### EXERCISE DESCRIPTION
Repeat each record below exactly as given.

Figure collection entries
* BEGIN *
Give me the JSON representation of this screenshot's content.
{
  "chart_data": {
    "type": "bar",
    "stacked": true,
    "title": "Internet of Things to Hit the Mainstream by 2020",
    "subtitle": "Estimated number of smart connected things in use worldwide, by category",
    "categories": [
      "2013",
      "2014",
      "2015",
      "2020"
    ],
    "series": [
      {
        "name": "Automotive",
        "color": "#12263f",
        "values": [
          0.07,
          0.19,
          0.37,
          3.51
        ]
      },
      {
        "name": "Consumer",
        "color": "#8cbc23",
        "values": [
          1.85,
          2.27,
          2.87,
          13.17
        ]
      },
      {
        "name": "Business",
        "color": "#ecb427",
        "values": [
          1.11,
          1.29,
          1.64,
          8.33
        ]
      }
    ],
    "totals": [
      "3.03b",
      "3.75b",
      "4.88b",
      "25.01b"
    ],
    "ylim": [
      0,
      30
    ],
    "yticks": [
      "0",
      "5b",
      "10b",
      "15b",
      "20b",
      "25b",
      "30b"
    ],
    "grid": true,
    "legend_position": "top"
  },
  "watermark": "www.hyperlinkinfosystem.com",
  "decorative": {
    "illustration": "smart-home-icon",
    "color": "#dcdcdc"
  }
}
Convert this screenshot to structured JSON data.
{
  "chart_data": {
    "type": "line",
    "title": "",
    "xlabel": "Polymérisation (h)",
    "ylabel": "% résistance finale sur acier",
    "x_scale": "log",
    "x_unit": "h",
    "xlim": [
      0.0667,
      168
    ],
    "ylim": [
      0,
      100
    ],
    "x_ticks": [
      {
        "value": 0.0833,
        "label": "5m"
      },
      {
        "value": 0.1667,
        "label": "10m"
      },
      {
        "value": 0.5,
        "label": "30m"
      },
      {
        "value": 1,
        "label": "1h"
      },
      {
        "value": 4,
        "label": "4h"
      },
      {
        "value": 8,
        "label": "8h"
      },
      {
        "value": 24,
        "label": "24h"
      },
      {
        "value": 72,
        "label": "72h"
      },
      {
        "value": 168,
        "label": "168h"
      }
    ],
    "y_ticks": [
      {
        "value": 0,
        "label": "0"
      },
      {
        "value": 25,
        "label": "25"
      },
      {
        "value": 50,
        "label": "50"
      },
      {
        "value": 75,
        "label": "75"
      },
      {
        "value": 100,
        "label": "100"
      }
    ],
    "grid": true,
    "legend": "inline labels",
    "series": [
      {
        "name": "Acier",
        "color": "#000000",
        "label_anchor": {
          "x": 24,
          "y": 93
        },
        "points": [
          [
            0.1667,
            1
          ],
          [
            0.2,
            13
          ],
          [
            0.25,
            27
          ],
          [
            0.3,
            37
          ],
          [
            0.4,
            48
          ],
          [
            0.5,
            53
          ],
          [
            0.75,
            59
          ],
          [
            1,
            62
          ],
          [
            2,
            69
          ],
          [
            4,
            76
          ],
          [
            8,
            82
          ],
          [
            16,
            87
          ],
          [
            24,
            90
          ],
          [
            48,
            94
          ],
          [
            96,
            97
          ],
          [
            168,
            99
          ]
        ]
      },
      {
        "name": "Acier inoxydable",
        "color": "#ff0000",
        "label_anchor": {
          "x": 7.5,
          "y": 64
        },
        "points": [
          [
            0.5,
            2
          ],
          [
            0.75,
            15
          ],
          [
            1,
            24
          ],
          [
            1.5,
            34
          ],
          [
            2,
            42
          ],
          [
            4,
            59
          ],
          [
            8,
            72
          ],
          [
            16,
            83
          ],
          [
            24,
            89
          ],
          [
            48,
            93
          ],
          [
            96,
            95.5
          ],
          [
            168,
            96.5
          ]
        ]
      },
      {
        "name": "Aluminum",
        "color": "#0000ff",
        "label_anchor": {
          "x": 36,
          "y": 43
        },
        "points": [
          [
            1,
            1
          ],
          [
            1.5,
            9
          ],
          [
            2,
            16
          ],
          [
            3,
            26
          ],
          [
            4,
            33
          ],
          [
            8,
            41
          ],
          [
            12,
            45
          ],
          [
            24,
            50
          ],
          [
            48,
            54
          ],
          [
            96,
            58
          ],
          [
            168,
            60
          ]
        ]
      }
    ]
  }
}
* END *
### ANSWER FOR THE TASK
Give me the JSON representation of this screenshot's content.
{
  "chart_data": {
    "type": "bar",
    "stacked": true,
    "title": "Internet of Things to Hit the Mainstream by 2020",
    "subtitle": "Estimated number of smart connected things in use worldwide, by category",
    "categories": [
      "2013",
      "2014",
      "2015",
      "2020"
    ],
    "series": [
      {
        "name": "Automotive",
        "color": "#12263f",
        "values": [
          0.07,
          0.19,
          0.37,
          3.51
        ]
      },
      {
        "name": "Consumer",
        "color": "#8cbc23",
        "values": [
          1.85,
          2.27,
          2.87,
          13.17
        ]
      },
      {
        "name": "Business",
        "color": "#ecb427",
        "values": [
          1.11,
          1.29,
          1.64,
          8.33
        ]
      }
    ],
    "totals": [
      "3.03b",
      "3.75b",
      "4.88b",
      "25.01b"
    ],
    "ylim": [
      0,
      30
    ],
    "yticks": [
      "0",
      "5b",
      "10b",
      "15b",
      "20b",
      "25b",
      "30b"
    ],
    "grid": true,
    "legend_position": "top"
  },
  "watermark": "www.hyperlinkinfosystem.com",
  "decorative": {
    "illustration": "smart-home-icon",
    "color": "#dcdcdc"
  }
}
Convert this screenshot to structured JSON data.
{
  "chart_data": {
    "type": "line",
    "title": "",
    "xlabel": "Polymérisation (h)",
    "ylabel": "% résistance finale sur acier",
    "x_scale": "log",
    "x_unit": "h",
    "xlim": [
      0.0667,
      168
    ],
    "ylim": [
      0,
      100
    ],
    "x_ticks": [
      {
        "value": 0.0833,
        "label": "5m"
      },
      {
        "value": 0.1667,
        "label": "10m"
      },
      {
        "value": 0.5,
        "label": "30m"
      },
      {
        "value": 1,
        "label": "1h"
      },
      {
        "value": 4,
        "label": "4h"
      },
      {
        "value": 8,
        "label": "8h"
      },
      {
        "value": 24,
        "label": "24h"
      },
      {
        "value": 72,
        "label": "72h"
      },
      {
        "value": 168,
        "label": "168h"
      }
    ],
    "y_ticks": [
      {
        "value": 0,
        "label": "0"
      },
      {
        "value": 25,
        "label": "25"
      },
      {
        "value": 50,
        "label": "50"
      },
      {
        "value": 75,
        "label": "75"
      },
      {
        "value": 100,
        "label": "100"
      }
    ],
    "grid": true,
    "legend": "inline labels",
    "series": [
      {
        "name": "Acier",
        "color": "#000000",
        "label_anchor": {
          "x": 24,
          "y": 93
        },
        "points": [
          [
            0.1667,
            1
          ],
          [
            0.2,
            13
          ],
          [
            0.25,
            27
          ],
          [
            0.3,
            37
          ],
          [
            0.4,
            48
          ],
          [
            0.5,
            53
          ],
          [
            0.75,
            59
          ],
          [
            1,
            62
          ],
          [
            2,
            69
          ],
          [
            4,
            76
          ],
          [
            8,
            82
          ],
          [
            16,
            87
          ],
          [
            24,
            90
          ],
          [
            48,
            94
          ],
          [
            96,
            97
          ],
          [
            168,
            99
          ]
        ]
      },
      {
        "name": "Acier inoxydable",
        "color": "#ff0000",
        "label_anchor": {
          "x": 7.5,
          "y": 64
        },
        "points": [
          [
            0.5,
            2
          ],
          [
            0.75,
            15
          ],
          [
            1,
            24
          ],
          [
            1.5,
            34
          ],
          [
            2,
            42
          ],
          [
            4,
            59
          ],
          [
            8,
            72
          ],
          [
            16,
            83
          ],
          [
            24,
            89
          ],
          [
            48,
            93
          ],
          [
            96,
            95.5
          ],
          [
            168,
            96.5
          ]
        ]
      },
      {
        "name": "Aluminum",
        "color": "#0000ff",
        "label_anchor": {
          "x": 36,
          "y": 43
        },
        "points": [
          [
            1,
            1
          ],
          [
            1.5,
            9
          ],
          [
            2,
            16
          ],
          [
            3,
            26
          ],
          [
            4,
            33
          ],
          [
            8,
            41
          ],
          [
            12,
            45
          ],
          [
            24,
            50
          ],
          [
            48,
            54
          ],
          [
            96,
            58
          ],
          [
            168,
            60
          ]
        ]
      }
    ]
  }
}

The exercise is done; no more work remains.